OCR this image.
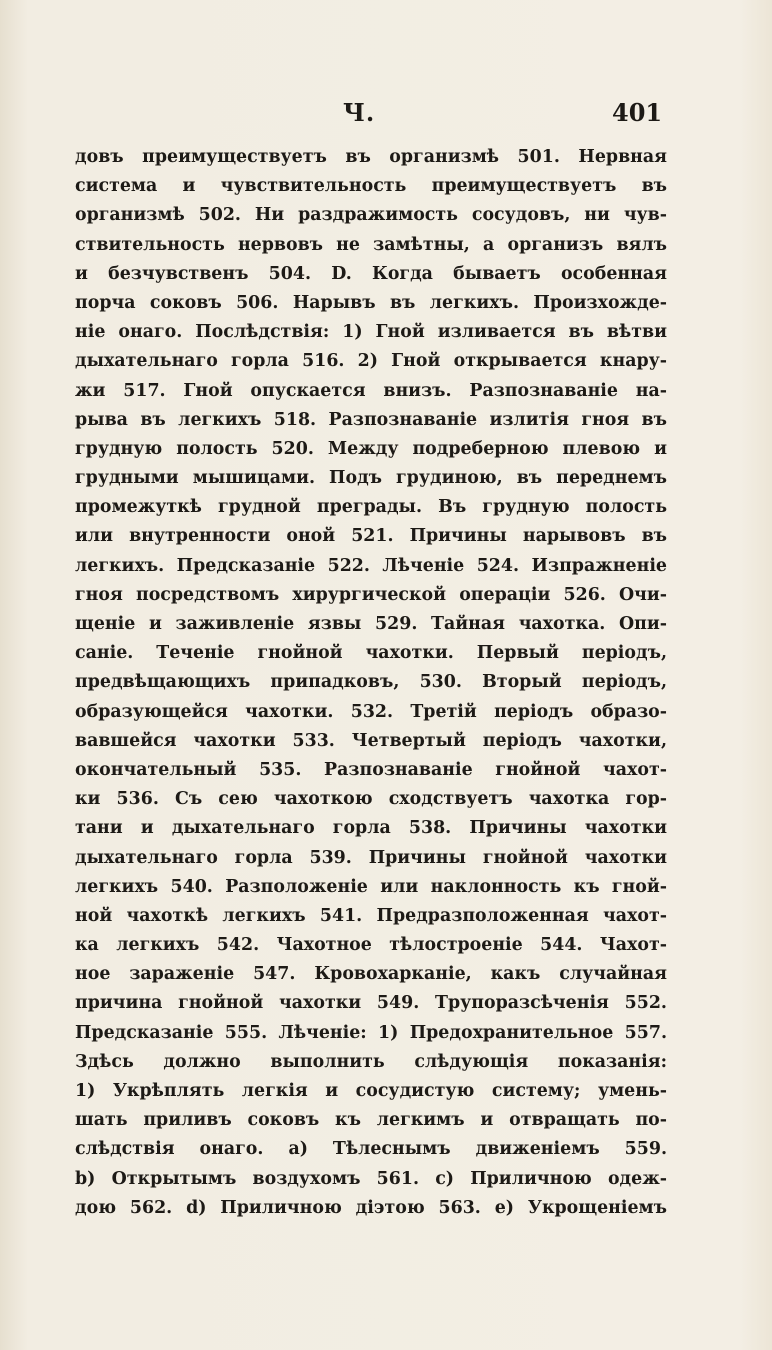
Ч.	401
довъ преимуществуетъ въ организмѣ 501. Нервная
система и чувствительность преимуществуетъ въ
организмѣ 502. Ни раздражимость сосудовъ, ни чув-
ствительность нервовъ не замѣтны, а организъ вялъ
и безчувственъ 504. D. Когда бываетъ особенная
порча соковъ 506. Нарывъ въ легкихъ. Произхожде-
ніе онаго. Послѣдствія: 1) Гной изливается въ вѣтви
дыхательнаго горла 516. 2) Гной открывается кнару-
жи 517. Гной опускается внизъ. Разпознаваніе на-
рыва въ легкихъ 518. Разпознаваніе излитія гноя въ
грудную полость 520. Между подреберною плевою и
грудными мышицами. Подъ грудиною, въ переднемъ
промежуткѣ грудной преграды. Въ грудную полость
или внутренности оной 521. Причины нарывовъ въ
легкихъ. Предсказаніе 522. Лѣченіе 524. Изпражненіе
гноя посредствомъ хирургической операціи 526. Очи-
щеніе и заживленіе язвы 529. Тайная чахотка. Опи-
саніе. Теченіе гнойной чахотки. Первый періодъ,
предвѣщающихъ припадковъ, 530. Вторый періодъ,
образующейся чахотки. 532. Третій періодъ образо-
вавшейся чахотки 533. Четвертый періодъ чахотки,
окончательный 535. Разпознаваніе гнойной чахот-
ки 536. Съ сею чахоткою сходствуетъ чахотка гор-
тани и дыхательнаго горла 538. Причины чахотки
дыхательнаго горла 539. Причины гнойной чахотки
легкихъ 540. Разположеніе или наклонность къ гной-
ной чахоткѣ легкихъ 541. Предразположенная чахот-
ка легкихъ 542. Чахотное тѣлостроеніе 544. Чахот-
ное зараженіе 547. Кровохарканіе, какъ случайная
причина гнойной чахотки 549. Трупоразсѣченія 552.
Предсказаніе 555. Лѣченіе: 1) Предохранительное 557.
Здѣсь должно выполнить слѣдующія показанія:
1) Укрѣплять легкія и сосудистую систему; умень-
шать приливъ соковъ къ легкимъ и отвращать по-
слѣдствія онаго. а) Тѣлеснымъ движеніемъ 559.
b) Открытымъ воздухомъ 561. с) Приличною одеж-
дою 562. d) Приличною діэтою 563. е) Укрощеніемъ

#### To be done:
Extract all lines that hold the word "чахотка".

#### Response:
щеніе и заживленіе язвы 529. Тайная чахотка. Опи-
ки 536. Съ сею чахоткою сходствуетъ чахотка гор-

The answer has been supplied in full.